## Provided records

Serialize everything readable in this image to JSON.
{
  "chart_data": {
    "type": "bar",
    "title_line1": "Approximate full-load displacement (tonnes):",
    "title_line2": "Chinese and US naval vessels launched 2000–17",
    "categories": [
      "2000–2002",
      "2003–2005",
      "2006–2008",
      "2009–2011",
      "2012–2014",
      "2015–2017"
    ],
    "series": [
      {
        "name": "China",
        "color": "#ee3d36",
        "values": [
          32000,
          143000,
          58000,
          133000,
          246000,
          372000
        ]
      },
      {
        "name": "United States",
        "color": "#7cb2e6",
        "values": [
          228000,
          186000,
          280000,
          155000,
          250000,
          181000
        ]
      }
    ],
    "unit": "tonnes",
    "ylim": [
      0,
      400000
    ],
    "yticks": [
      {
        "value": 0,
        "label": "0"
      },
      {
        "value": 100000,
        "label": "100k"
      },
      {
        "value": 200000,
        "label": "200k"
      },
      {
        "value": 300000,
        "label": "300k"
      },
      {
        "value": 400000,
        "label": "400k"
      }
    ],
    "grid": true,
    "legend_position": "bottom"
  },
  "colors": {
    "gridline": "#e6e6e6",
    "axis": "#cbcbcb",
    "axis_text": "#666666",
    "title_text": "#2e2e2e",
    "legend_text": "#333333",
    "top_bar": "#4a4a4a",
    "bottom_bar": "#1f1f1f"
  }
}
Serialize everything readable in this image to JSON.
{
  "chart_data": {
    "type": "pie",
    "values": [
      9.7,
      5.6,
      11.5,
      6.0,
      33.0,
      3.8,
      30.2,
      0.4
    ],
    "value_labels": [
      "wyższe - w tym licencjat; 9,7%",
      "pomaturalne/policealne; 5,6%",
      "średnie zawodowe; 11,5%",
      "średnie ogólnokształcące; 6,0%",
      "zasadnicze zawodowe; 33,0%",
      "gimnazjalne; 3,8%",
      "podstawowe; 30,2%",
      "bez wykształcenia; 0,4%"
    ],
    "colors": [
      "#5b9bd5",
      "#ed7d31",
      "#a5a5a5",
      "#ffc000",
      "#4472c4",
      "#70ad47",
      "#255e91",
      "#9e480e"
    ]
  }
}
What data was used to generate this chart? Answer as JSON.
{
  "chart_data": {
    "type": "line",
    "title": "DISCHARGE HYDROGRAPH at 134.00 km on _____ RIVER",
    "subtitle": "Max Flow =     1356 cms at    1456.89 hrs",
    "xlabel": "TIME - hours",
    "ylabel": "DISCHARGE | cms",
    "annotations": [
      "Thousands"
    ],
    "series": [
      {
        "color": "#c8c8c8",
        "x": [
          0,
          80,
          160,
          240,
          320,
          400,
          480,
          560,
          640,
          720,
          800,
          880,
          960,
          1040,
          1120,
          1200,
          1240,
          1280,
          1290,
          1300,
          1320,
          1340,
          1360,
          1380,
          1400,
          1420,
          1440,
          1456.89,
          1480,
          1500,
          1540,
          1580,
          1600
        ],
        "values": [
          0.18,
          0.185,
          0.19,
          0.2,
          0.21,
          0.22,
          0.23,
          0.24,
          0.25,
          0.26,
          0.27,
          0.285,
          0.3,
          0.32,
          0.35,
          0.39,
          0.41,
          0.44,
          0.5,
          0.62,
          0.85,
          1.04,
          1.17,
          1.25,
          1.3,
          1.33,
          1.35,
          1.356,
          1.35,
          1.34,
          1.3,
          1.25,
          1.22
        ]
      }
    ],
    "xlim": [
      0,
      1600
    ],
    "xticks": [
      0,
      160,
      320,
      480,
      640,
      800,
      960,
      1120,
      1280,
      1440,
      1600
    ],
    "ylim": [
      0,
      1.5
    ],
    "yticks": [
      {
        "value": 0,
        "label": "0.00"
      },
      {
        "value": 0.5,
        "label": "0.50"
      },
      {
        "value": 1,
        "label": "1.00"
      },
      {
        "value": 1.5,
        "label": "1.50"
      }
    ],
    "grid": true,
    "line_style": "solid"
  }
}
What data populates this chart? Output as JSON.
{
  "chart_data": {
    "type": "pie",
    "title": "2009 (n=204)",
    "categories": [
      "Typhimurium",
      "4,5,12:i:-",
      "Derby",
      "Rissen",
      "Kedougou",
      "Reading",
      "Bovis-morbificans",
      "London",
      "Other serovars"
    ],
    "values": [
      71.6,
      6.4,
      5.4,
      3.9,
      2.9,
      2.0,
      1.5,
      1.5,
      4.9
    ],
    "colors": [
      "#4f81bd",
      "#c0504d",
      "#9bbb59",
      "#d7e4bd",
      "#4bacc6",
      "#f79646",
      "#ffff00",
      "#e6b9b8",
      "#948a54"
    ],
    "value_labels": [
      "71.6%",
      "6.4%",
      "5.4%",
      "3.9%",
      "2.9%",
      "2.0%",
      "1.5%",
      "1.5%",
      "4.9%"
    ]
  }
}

## What is needed
Which lines in the records above contain the string "DISCHARGE"? Copy each one.

## Full answer
    "title": "DISCHARGE HYDROGRAPH at 134.00 km on _____ RIVER",
    "ylabel": "DISCHARGE | cms",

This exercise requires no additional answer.